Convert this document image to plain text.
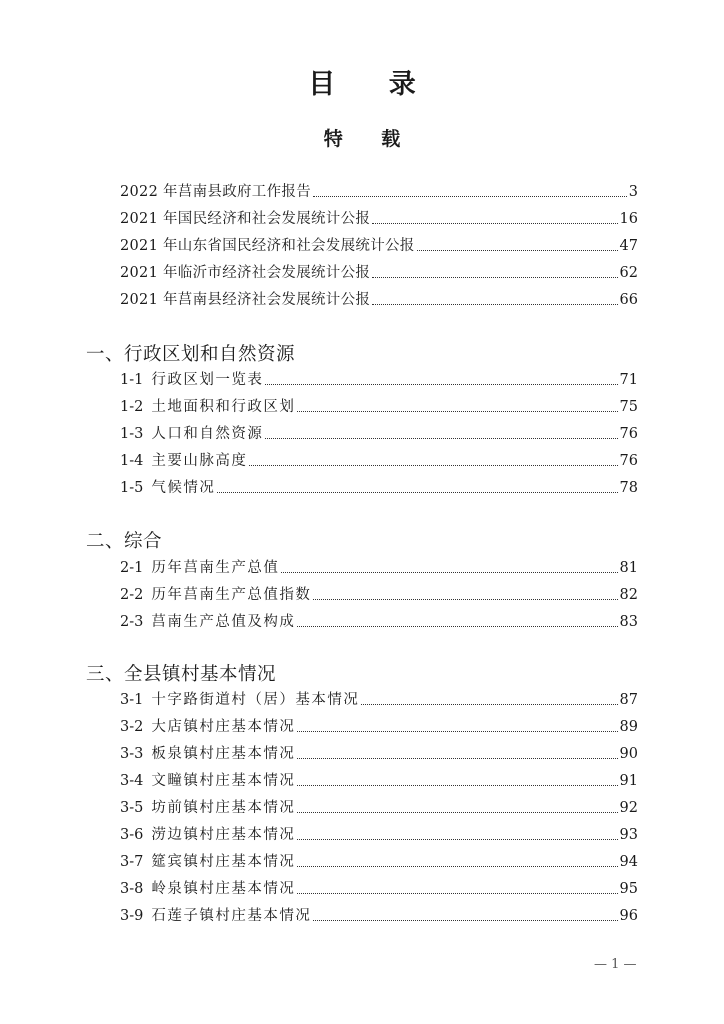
目 录
特 载
2022 年莒南县政府工作报告	3
2021 年国民经济和社会发展统计公报	16
2021 年山东省国民经济和社会发展统计公报	47
2021 年临沂市经济社会发展统计公报	62
2021 年莒南县经济社会发展统计公报	66
一、行政区划和自然资源
1-1 行政区划一览表	71
1-2 土地面积和行政区划	75
1-3 人口和自然资源	76
1-4 主要山脉高度	76
1-5 气候情况	78
二、综合
2-1 历年莒南生产总值	81
2-2 历年莒南生产总值指数	82
2-3 莒南生产总值及构成	83
三、全县镇村基本情况
3-1 十字路街道村（居）基本情况	87
3-2 大店镇村庄基本情况	89
3-3 板泉镇村庄基本情况	90
3-4 文疃镇村庄基本情况	91
3-5 坊前镇村庄基本情况	92
3-6 涝边镇村庄基本情况	93
3-7 筵宾镇村庄基本情况	94
3-8 岭泉镇村庄基本情况	95
3-9 石莲子镇村庄基本情况	96
— 1 —
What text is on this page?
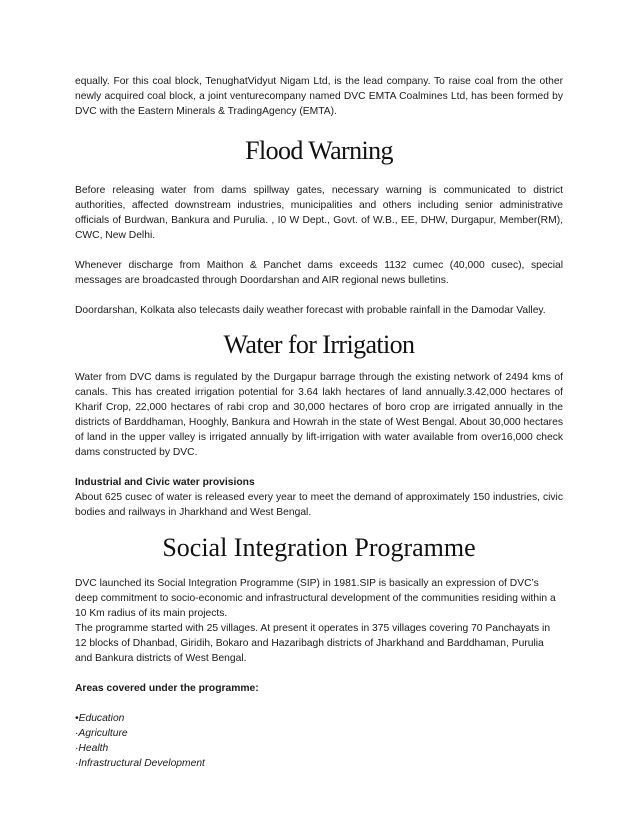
equally. For this coal block, TenughatVidyut Nigam Ltd, is the lead company. To raise coal from the other newly acquired coal block, a joint venturecompany named DVC EMTA Coalmines Ltd, has been formed by DVC with the Eastern Minerals & TradingAgency (EMTA).

Flood Warning

Before releasing water from dams spillway gates, necessary warning is communicated to district authorities, affected downstream industries, municipalities and others including senior administrative officials of Burdwan, Bankura and Purulia. , I0 W Dept., Govt. of W.B., EE, DHW, Durgapur, Member(RM), CWC, New Delhi.

Whenever discharge from Maithon & Panchet dams exceeds 1132 cumec (40,000 cusec), special messages are broadcasted through Doordarshan and AIR regional news bulletins.

Doordarshan, Kolkata also telecasts daily weather forecast with probable rainfall in the Damodar Valley.

Water for Irrigation

Water from DVC dams is regulated by the Durgapur barrage through the existing network of 2494 kms of canals. This has created irrigation potential for 3.64 lakh hectares of land annually.3.42,000 hectares of Kharif Crop, 22,000 hectares of rabi crop and 30,000 hectares of boro crop are irrigated annually in the districts of Barddhaman, Hooghly, Bankura and Howrah in the state of West Bengal. About 30,000 hectares of land in the upper valley is irrigated annually by lift-irrigation with water available from over16,000 check dams constructed by DVC.

Industrial and Civic water provisions

About 625 cusec of water is released every year to meet the demand of approximately 150 industries, civic bodies and railways in Jharkhand and West Bengal.

Social Integration Programme

DVC launched its Social Integration Programme (SIP) in 1981.SIP is basically an expression of DVC’s deep commitment to socio-economic and infrastructural development of the communities residing within a 10 Km radius of its main projects.

The programme started with 25 villages. At present it operates in 375 villages covering 70 Panchayats in 12 blocks of Dhanbad, Giridih, Bokaro and Hazaribagh districts of Jharkhand and Barddhaman, Purulia and Bankura districts of West Bengal.

Areas covered under the programme:

•Education

·Agriculture

·Health

·Infrastructural Development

==============================

EXERCISE REQUIREMENTS ->
Reproduce each entry precisely, dropping only the pictures.

THE RESULT ->
Convert this document image to plain text.
目 录
特 载
2022 年莒南县政府工作报告	3
2021 年国民经济和社会发展统计公报	16
2021 年山东省国民经济和社会发展统计公报	47
2021 年临沂市经济社会发展统计公报	62
2021 年莒南县经济社会发展统计公报	66
一、行政区划和自然资源
1-1 行政区划一览表	71
1-2 土地面积和行政区划	75
1-3 人口和自然资源	76
1-4 主要山脉高度	76
1-5 气候情况	78
二、综合
2-1 历年莒南生产总值	81
2-2 历年莒南生产总值指数	82
2-3 莒南生产总值及构成	83
三、全县镇村基本情况
3-1 十字路街道村（居）基本情况	87
3-2 大店镇村庄基本情况	89
3-3 板泉镇村庄基本情况	90
3-4 文疃镇村庄基本情况	91
3-5 坊前镇村庄基本情况	92
3-6 涝边镇村庄基本情况	93
3-7 筵宾镇村庄基本情况	94
3-8 岭泉镇村庄基本情况	95
3-9 石莲子镇村庄基本情况	96
— 1 —
What text is on this page?
equally. For this coal block, TenughatVidyut Nigam Ltd, is the lead company. To raise coal from the other newly acquired coal block, a joint venturecompany named DVC EMTA Coalmines Ltd, has been formed by DVC with the Eastern Minerals & TradingAgency (EMTA).

Flood Warning

Before releasing water from dams spillway gates, necessary warning is communicated to district authorities, affected downstream industries, municipalities and others including senior administrative officials of Burdwan, Bankura and Purulia. , I0 W Dept., Govt. of W.B., EE, DHW, Durgapur, Member(RM), CWC, New Delhi.

Whenever discharge from Maithon & Panchet dams exceeds 1132 cumec (40,000 cusec), special messages are broadcasted through Doordarshan and AIR regional news bulletins.

Doordarshan, Kolkata also telecasts daily weather forecast with probable rainfall in the Damodar Valley.

Water for Irrigation

Water from DVC dams is regulated by the Durgapur barrage through the existing network of 2494 kms of canals. This has created irrigation potential for 3.64 lakh hectares of land annually.3.42,000 hectares of Kharif Crop, 22,000 hectares of rabi crop and 30,000 hectares of boro crop are irrigated annually in the districts of Barddhaman, Hooghly, Bankura and Howrah in the state of West Bengal. About 30,000 hectares of land in the upper valley is irrigated annually by lift-irrigation with water available from over16,000 check dams constructed by DVC.

Industrial and Civic water provisions

About 625 cusec of water is released every year to meet the demand of approximately 150 industries, civic bodies and railways in Jharkhand and West Bengal.

Social Integration Programme

DVC launched its Social Integration Programme (SIP) in 1981.SIP is basically an expression of DVC’s deep commitment to socio-economic and infrastructural development of the communities residing within a 10 Km radius of its main projects.

The programme started with 25 villages. At present it operates in 375 villages covering 70 Panchayats in 12 blocks of Dhanbad, Giridih, Bokaro and Hazaribagh districts of Jharkhand and Barddhaman, Purulia and Bankura districts of West Bengal.

Areas covered under the programme:

•Education

·Agriculture

·Health

·Infrastructural Development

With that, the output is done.